### Set problem
In the listing below, find every line with the string "ÖĞRENCİ" and pull it out.

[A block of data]
--- Begin ---

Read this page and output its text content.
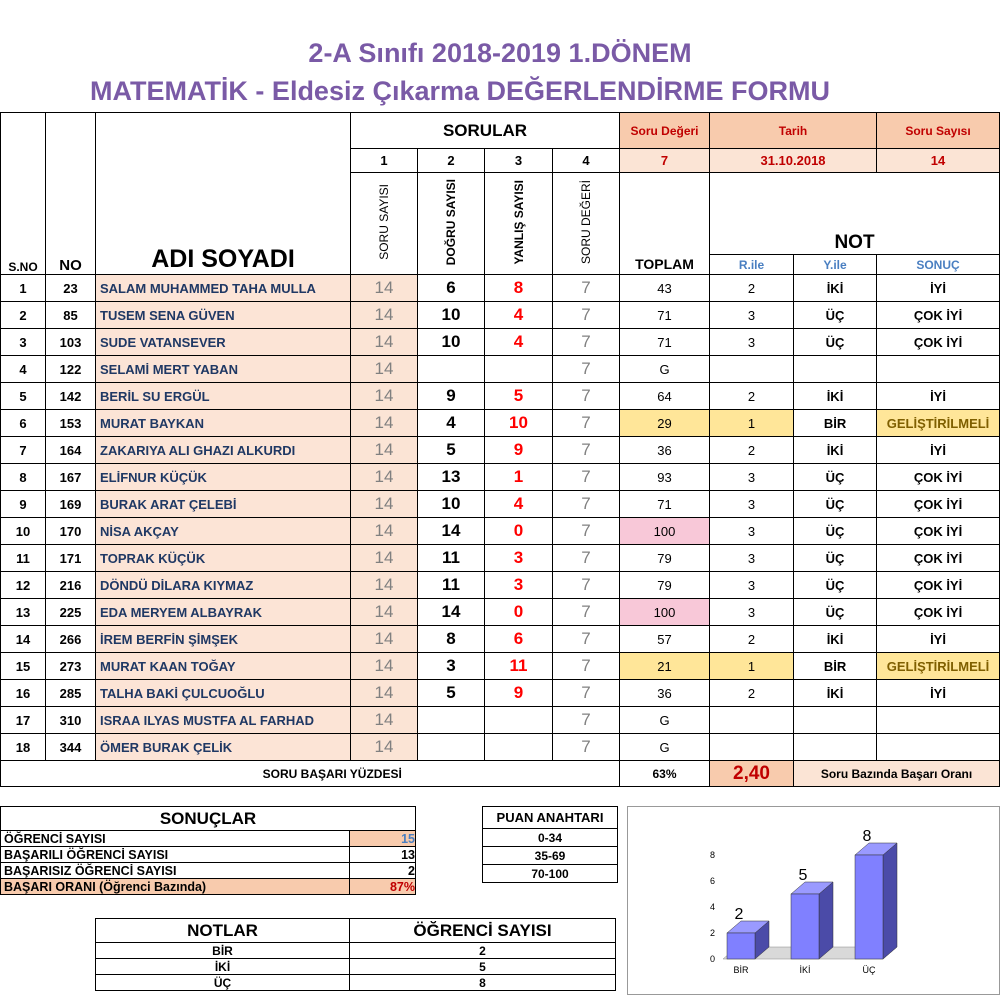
2-A Sınıfı 2018-2019 1.DÖNEM
MATEMATİK - Eldesiz Çıkarma DEĞERLENDİRME FORMU
S.NO	NO	ADI SOYADI	SORULAR				Soru Değeri	Tarih		Soru Sayısı
			1	2	3	4	7	31.10.2018		14
			SORU SAYISI	DOĞRU SAYISI	YANLIŞ SAYISI	SORU DEĞERİ		NOT		
							TOPLAM	R.ile	Y.ile	SONUÇ
1	23	SALAM MUHAMMED TAHA MULLA	14	6	8	7	43	2	İKİ	İYİ
2	85	TUSEM SENA GÜVEN	14	10	4	7	71	3	ÜÇ	ÇOK İYİ
3	103	SUDE VATANSEVER	14	10	4	7	71	3	ÜÇ	ÇOK İYİ
4	122	SELAMİ MERT YABAN	14			7	G			
5	142	BERİL SU ERGÜL	14	9	5	7	64	2	İKİ	İYİ
6	153	MURAT BAYKAN	14	4	10	7	29	1	BİR	GELİŞTİRİLMELİ
7	164	ZAKARIYA ALI GHAZI ALKURDI	14	5	9	7	36	2	İKİ	İYİ
8	167	ELİFNUR KÜÇÜK	14	13	1	7	93	3	ÜÇ	ÇOK İYİ
9	169	BURAK ARAT ÇELEBİ	14	10	4	7	71	3	ÜÇ	ÇOK İYİ
10	170	NİSA AKÇAY	14	14	0	7	100	3	ÜÇ	ÇOK İYİ
11	171	TOPRAK KÜÇÜK	14	11	3	7	79	3	ÜÇ	ÇOK İYİ
12	216	DÖNDÜ DİLARA KIYMAZ	14	11	3	7	79	3	ÜÇ	ÇOK İYİ
13	225	EDA MERYEM ALBAYRAK	14	14	0	7	100	3	ÜÇ	ÇOK İYİ
14	266	İREM BERFİN ŞİMŞEK	14	8	6	7	57	2	İKİ	İYİ
15	273	MURAT KAAN TOĞAY	14	3	11	7	21	1	BİR	GELİŞTİRİLMELİ
16	285	TALHA BAKİ ÇULCUOĞLU	14	5	9	7	36	2	İKİ	İYİ
17	310	ISRAA ILYAS MUSTFA AL FARHAD	14			7	G			
18	344	ÖMER BURAK ÇELİK	14			7	G			
	SORU BAŞARI YÜZDESİ						63%	2,40	Soru Bazında Başarı Oranı	
SONUÇLAR	
ÖĞRENCİ SAYISI	15
BAŞARILI ÖĞRENCİ SAYISI	13
BAŞARISIZ ÖĞRENCİ SAYISI	2
BAŞARI ORANI (Öğrenci Bazında)	87%
PUAN ANAHTARI
0-34
35-69
70-100
NOTLAR	ÖĞRENCİ SAYISI
BİR	2
İKİ	5
ÜÇ	8
0
2
4
6
8
2
BİR
5
İKİ
8
ÜÇ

--- End ---

### Expected answer
ÖĞRENCİ SAYISI	15
BAŞARILI ÖĞRENCİ SAYISI	13
BAŞARISIZ ÖĞRENCİ SAYISI	2
NOTLAR	ÖĞRENCİ SAYISI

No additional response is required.